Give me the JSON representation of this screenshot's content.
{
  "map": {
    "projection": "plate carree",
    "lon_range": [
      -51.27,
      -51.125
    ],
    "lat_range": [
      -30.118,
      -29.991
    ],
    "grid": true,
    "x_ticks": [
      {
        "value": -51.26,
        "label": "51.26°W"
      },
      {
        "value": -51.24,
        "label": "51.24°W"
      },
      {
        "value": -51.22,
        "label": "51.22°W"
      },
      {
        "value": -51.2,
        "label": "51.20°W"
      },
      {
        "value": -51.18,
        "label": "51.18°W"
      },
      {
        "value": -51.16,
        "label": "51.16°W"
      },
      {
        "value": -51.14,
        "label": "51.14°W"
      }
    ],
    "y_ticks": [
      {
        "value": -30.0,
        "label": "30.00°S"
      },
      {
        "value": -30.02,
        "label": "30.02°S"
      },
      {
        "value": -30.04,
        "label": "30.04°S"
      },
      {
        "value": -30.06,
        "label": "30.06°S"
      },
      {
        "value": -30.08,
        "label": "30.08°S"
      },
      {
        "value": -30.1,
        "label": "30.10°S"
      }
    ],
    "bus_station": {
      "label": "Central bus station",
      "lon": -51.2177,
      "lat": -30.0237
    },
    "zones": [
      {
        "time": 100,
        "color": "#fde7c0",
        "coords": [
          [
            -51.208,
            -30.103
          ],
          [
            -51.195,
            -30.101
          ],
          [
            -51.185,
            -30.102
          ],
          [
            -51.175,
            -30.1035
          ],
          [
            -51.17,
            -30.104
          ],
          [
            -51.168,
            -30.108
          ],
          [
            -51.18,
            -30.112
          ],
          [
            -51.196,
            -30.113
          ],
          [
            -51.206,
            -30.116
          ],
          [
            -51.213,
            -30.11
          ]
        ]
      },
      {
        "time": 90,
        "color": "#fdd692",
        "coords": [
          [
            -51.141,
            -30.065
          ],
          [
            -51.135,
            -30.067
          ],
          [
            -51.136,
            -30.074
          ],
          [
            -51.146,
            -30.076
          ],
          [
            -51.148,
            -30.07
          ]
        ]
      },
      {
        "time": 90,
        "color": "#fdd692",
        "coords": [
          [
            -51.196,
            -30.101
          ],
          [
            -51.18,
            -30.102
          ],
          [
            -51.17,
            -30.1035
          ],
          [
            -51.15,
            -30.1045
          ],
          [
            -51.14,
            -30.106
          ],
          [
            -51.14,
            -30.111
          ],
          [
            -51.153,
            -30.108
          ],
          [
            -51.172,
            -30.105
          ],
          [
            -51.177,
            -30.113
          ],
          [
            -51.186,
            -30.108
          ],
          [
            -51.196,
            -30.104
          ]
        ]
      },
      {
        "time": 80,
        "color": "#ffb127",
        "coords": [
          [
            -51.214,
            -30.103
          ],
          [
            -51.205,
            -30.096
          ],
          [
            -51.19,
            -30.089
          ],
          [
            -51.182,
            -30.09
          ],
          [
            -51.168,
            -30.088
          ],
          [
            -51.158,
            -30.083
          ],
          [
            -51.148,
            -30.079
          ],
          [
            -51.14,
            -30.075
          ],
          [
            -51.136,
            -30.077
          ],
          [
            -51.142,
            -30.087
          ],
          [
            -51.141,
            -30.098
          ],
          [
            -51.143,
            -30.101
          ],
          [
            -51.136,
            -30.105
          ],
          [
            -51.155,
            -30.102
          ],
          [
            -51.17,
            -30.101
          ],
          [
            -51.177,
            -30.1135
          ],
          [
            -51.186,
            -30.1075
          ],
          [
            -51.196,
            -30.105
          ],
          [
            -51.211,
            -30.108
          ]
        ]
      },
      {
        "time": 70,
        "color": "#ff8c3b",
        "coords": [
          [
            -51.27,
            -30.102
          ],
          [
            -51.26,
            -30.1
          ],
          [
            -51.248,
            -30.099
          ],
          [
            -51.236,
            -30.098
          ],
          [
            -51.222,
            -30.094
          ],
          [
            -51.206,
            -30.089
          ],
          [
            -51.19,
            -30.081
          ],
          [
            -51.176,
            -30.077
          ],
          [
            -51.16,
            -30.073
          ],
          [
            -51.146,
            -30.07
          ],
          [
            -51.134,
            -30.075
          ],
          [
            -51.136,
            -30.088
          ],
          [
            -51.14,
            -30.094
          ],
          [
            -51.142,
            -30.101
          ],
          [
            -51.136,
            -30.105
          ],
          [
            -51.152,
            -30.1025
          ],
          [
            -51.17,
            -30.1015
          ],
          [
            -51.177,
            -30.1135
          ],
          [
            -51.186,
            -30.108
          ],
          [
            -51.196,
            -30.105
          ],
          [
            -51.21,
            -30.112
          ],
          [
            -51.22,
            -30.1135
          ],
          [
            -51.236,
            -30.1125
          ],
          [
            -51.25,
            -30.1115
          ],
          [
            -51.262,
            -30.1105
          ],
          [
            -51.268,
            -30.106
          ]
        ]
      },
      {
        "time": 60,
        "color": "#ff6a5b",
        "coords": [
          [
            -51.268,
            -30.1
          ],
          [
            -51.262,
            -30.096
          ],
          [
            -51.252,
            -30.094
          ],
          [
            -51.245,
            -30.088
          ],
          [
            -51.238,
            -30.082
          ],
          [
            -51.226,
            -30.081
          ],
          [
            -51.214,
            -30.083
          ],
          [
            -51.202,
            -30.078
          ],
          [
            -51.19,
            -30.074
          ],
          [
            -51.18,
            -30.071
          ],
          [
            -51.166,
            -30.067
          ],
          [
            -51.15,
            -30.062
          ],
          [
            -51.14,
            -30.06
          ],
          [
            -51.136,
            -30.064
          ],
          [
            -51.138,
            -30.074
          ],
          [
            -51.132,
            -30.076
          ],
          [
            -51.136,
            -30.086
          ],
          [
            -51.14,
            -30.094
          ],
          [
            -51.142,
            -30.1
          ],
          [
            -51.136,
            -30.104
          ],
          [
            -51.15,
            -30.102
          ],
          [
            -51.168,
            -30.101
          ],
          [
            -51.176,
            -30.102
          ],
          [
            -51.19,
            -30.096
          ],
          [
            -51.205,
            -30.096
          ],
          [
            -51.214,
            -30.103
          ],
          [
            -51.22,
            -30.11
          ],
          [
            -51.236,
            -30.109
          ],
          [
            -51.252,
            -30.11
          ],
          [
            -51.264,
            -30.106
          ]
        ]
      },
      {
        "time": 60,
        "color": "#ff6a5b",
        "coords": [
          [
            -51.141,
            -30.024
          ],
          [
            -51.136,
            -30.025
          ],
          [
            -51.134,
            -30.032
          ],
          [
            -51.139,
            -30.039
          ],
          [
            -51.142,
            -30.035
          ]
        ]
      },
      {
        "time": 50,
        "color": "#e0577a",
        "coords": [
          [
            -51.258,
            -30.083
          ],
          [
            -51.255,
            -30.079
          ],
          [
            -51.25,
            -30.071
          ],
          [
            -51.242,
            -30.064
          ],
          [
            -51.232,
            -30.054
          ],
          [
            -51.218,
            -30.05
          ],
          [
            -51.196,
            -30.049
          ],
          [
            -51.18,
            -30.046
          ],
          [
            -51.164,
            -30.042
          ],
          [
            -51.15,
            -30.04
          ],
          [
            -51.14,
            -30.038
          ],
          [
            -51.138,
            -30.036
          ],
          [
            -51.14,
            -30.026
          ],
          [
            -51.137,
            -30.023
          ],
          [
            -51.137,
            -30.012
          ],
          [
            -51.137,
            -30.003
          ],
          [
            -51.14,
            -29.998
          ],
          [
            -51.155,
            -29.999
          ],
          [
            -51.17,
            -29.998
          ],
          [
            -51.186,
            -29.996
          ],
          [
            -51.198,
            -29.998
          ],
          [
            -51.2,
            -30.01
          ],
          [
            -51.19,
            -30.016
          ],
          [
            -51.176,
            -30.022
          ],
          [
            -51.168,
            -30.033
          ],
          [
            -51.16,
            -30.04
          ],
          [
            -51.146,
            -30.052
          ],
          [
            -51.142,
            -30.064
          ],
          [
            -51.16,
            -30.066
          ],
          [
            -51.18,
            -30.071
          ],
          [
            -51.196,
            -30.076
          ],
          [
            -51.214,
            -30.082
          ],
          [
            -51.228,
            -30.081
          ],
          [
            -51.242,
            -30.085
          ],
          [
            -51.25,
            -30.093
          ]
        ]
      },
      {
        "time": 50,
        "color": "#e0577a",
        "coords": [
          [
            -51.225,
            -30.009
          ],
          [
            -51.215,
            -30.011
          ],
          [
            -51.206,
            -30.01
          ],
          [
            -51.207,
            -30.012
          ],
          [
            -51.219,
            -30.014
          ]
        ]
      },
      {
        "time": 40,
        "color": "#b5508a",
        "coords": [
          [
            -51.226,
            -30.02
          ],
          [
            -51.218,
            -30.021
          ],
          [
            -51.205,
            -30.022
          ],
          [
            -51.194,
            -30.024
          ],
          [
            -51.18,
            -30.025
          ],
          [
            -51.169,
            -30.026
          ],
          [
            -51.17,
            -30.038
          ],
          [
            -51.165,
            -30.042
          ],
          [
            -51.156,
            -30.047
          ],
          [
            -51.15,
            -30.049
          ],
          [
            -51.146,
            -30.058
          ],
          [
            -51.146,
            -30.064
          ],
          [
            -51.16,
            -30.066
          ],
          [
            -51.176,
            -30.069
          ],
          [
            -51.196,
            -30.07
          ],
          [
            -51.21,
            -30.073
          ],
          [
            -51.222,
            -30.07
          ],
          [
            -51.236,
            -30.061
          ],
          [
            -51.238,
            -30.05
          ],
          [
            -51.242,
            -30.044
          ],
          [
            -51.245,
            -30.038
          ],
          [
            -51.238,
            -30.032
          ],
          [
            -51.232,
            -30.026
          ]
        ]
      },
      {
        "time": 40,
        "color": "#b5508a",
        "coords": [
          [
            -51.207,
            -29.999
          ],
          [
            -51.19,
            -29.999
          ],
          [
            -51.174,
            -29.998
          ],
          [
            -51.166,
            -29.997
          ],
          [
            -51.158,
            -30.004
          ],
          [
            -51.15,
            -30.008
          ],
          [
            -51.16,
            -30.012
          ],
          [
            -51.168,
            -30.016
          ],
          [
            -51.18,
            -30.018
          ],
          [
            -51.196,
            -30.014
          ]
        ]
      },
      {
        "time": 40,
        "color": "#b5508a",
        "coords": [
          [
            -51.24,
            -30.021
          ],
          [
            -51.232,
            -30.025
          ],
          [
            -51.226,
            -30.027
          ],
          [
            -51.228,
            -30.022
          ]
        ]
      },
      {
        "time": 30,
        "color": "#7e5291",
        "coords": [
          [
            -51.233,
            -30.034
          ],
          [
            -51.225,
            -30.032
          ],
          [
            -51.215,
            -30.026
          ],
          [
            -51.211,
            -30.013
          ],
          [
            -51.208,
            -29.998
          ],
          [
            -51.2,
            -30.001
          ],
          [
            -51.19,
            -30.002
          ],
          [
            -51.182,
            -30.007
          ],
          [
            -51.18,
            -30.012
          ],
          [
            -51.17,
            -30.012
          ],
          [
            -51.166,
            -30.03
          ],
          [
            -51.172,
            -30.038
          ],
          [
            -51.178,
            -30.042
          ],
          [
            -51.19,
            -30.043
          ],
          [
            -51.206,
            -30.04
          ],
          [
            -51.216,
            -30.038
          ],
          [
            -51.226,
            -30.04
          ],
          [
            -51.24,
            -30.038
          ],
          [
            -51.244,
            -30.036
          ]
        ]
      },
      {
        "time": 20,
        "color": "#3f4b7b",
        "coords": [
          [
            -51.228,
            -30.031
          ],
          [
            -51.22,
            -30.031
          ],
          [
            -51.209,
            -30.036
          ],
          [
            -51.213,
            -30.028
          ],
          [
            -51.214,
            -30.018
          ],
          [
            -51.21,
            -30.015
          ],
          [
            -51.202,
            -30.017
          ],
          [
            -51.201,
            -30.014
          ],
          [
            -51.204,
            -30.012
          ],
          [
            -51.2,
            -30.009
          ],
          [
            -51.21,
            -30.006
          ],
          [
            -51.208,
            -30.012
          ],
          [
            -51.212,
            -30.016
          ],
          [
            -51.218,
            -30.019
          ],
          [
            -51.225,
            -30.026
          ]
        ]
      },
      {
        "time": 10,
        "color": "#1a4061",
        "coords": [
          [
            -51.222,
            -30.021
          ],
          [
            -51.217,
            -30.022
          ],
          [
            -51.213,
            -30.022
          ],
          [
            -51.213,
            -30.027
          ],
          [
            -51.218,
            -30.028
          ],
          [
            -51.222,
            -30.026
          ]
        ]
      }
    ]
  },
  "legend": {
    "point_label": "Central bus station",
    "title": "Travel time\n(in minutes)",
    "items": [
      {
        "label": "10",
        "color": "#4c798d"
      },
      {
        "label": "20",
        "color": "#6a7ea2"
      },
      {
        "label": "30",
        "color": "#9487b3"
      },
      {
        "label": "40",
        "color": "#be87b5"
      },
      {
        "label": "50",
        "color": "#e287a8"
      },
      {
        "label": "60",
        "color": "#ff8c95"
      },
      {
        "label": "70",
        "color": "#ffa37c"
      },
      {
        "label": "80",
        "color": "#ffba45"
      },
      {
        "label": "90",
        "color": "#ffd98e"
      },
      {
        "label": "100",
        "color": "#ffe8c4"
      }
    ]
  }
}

━━━

> **WHAT YOU HAVE TO DO**
Gather each line from the listing above that holds "Central".

> **RESULT OF THIS EXERCISE**
      "label": "Central bus station",
    "point_label": "Central bus station",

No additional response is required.